### Direction
Look through the data below. Pick out the lines holding the string "ffffff".

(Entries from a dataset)
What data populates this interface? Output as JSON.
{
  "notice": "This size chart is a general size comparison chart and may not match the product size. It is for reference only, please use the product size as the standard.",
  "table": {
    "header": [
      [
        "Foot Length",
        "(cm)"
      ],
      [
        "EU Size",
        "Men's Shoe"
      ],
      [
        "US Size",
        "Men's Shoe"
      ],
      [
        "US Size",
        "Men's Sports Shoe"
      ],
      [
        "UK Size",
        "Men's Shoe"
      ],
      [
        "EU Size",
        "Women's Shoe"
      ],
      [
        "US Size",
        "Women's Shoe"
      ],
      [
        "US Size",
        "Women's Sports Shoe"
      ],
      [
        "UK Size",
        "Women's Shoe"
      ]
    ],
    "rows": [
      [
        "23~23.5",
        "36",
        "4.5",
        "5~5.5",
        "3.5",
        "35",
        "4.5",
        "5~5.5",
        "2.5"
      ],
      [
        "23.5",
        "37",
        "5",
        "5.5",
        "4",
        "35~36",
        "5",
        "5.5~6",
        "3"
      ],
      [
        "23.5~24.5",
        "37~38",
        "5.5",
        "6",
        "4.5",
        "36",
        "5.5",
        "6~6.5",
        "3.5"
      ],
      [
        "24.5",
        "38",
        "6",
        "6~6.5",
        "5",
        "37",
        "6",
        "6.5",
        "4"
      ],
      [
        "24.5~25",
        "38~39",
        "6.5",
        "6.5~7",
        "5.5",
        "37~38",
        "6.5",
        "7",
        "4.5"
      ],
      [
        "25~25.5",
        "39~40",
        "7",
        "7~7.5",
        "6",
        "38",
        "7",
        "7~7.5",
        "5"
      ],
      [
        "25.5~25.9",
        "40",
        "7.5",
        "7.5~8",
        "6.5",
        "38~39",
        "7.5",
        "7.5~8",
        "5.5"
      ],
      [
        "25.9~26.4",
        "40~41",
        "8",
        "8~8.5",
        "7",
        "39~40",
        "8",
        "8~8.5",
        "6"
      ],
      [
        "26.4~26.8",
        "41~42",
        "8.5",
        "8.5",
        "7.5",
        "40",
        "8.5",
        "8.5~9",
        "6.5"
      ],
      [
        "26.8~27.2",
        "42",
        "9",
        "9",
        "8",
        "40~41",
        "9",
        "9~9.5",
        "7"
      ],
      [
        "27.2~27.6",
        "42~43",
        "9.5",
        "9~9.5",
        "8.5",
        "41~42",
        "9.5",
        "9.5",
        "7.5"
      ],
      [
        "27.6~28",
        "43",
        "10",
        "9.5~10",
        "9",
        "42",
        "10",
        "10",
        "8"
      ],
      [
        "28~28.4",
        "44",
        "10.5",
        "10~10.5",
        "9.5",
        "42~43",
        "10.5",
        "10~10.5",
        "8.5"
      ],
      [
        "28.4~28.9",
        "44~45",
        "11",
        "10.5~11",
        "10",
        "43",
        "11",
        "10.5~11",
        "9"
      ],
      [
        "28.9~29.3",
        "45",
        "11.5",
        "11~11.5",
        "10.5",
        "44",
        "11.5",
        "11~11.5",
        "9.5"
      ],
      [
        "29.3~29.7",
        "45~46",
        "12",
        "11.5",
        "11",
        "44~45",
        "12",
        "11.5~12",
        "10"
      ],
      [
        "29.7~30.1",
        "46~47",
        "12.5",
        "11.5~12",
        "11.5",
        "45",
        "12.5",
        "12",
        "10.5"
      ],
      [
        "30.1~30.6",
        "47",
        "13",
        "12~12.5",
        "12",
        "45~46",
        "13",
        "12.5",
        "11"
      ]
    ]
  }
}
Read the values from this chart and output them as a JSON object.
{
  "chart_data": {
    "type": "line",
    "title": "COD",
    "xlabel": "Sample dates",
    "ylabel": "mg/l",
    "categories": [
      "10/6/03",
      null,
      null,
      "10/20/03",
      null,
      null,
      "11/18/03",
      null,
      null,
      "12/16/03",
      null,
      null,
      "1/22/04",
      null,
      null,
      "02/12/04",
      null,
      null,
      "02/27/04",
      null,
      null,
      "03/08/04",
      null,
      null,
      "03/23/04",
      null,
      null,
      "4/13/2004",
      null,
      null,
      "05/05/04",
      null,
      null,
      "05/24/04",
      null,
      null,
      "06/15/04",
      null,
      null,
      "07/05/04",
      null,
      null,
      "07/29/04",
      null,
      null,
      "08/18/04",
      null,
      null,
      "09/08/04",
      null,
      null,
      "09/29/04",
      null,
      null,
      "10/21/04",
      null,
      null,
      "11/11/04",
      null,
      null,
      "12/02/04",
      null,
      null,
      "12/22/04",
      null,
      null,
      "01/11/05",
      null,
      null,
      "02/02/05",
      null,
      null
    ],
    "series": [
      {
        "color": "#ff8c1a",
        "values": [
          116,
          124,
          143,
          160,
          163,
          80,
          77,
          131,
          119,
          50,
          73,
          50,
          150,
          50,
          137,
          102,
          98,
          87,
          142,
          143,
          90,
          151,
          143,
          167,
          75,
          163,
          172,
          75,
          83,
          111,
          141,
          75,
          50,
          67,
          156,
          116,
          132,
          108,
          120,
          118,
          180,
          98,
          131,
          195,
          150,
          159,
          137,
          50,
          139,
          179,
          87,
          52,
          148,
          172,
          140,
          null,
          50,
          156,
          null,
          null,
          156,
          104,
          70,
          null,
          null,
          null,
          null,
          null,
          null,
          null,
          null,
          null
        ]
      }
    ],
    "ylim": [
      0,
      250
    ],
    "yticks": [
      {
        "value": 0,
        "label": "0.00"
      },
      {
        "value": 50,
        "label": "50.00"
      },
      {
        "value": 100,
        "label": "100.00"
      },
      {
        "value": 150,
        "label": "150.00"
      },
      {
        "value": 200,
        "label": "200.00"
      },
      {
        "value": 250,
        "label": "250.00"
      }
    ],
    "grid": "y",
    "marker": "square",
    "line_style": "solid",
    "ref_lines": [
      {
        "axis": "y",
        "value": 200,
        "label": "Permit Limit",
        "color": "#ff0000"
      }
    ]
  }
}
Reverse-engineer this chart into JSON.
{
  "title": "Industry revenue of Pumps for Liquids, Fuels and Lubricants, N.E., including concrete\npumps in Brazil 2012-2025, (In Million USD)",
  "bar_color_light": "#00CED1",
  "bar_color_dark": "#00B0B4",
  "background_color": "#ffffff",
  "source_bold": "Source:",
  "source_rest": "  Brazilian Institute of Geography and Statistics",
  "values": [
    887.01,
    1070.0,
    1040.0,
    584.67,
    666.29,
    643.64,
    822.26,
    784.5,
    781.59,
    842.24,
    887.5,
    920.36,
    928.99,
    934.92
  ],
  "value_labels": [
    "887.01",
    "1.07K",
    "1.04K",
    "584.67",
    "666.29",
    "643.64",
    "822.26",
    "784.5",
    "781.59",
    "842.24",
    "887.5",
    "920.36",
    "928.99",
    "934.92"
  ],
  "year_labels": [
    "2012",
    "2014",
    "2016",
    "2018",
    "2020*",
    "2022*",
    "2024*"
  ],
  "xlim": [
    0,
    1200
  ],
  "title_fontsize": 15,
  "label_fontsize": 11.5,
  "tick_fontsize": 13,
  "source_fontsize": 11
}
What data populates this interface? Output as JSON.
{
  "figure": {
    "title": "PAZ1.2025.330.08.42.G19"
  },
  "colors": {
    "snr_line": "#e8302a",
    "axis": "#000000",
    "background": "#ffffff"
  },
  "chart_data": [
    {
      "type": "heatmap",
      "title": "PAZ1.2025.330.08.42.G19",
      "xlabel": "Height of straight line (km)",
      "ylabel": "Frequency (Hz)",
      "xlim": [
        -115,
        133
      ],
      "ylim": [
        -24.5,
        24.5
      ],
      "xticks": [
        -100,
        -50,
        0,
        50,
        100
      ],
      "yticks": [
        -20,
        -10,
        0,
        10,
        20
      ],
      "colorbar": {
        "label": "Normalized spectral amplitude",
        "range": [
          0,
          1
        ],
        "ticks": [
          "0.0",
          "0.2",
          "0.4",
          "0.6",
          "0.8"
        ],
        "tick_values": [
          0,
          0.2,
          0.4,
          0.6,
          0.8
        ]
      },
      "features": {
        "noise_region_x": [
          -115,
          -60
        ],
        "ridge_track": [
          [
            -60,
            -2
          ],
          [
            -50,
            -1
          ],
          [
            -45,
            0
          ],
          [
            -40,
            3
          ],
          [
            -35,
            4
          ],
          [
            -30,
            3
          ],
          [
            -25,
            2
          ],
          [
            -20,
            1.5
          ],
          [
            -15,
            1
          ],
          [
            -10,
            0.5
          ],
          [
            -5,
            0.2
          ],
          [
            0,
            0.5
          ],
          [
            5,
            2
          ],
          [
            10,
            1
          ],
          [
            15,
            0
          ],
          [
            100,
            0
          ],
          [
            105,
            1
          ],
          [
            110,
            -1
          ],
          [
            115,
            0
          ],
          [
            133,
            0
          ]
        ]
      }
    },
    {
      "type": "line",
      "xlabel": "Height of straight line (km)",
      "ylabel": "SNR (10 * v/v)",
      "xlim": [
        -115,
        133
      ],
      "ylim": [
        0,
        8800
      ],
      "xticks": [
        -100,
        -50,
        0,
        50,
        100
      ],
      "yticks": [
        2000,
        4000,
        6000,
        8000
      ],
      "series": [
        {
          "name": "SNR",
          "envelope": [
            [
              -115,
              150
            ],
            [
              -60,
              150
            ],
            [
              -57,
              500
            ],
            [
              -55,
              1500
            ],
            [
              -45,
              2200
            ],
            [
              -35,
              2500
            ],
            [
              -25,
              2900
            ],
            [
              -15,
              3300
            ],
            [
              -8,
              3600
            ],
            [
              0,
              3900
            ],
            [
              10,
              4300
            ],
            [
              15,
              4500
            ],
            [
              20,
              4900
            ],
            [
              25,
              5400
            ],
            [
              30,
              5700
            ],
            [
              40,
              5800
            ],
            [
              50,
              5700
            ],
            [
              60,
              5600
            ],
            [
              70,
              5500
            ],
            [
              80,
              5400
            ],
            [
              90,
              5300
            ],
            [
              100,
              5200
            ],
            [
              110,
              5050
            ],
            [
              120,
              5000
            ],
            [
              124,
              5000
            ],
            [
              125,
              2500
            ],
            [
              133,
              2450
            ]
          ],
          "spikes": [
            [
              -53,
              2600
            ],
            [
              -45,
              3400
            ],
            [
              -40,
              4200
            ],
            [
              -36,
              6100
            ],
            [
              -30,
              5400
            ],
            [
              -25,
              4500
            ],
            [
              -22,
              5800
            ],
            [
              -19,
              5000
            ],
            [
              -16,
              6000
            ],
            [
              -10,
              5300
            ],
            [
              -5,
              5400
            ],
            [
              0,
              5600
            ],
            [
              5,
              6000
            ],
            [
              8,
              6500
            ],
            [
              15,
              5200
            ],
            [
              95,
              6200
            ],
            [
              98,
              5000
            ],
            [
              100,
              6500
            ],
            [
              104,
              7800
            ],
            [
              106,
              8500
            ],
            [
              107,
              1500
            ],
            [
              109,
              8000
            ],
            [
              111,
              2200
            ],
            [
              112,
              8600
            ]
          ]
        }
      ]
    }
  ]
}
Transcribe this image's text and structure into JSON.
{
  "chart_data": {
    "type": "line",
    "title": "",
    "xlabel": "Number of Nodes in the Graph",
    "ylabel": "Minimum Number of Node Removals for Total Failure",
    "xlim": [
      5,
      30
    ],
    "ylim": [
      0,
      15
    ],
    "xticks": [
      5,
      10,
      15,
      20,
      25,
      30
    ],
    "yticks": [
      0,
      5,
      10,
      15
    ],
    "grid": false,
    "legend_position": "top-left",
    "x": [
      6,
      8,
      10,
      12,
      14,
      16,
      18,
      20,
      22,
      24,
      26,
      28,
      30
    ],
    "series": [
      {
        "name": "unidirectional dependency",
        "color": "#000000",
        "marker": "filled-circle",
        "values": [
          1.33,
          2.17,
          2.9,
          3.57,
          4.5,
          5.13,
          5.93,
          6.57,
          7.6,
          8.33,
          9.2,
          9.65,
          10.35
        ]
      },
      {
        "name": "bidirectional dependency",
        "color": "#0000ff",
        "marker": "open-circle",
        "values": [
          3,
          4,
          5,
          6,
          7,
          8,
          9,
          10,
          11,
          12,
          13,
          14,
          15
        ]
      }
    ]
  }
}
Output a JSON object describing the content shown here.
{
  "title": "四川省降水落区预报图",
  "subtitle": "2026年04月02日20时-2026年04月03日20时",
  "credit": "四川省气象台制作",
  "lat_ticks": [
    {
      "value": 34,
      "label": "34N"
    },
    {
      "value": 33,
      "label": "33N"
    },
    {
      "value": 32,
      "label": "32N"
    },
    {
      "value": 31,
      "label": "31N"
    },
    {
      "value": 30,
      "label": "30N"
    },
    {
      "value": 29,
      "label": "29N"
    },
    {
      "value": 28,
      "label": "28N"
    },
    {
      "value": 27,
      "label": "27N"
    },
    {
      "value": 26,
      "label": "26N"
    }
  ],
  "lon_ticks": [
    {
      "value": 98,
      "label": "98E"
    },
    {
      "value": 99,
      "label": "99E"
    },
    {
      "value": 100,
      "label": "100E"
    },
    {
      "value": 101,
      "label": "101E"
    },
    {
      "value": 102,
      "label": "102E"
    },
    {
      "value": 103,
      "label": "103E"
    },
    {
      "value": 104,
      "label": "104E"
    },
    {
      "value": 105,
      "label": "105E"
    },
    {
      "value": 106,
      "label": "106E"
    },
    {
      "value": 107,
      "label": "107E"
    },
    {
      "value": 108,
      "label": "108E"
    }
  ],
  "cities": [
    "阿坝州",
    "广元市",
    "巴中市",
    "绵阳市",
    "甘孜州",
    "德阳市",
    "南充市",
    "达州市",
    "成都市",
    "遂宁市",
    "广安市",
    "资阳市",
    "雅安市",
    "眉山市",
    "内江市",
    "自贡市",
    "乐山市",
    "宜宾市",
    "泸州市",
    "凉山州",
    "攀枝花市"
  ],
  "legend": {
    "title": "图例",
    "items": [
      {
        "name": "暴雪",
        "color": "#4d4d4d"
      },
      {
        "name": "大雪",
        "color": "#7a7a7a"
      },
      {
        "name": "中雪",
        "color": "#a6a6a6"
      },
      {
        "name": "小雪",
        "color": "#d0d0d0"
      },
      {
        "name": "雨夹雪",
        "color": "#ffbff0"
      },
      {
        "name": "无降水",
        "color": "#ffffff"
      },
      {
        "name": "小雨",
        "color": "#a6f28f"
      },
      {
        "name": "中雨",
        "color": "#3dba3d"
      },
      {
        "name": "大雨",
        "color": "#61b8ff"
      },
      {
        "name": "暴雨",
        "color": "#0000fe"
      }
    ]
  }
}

### Answer to this exercise
  "background_color": "#ffffff",
    "background": "#ffffff"
        "color": "#ffffff"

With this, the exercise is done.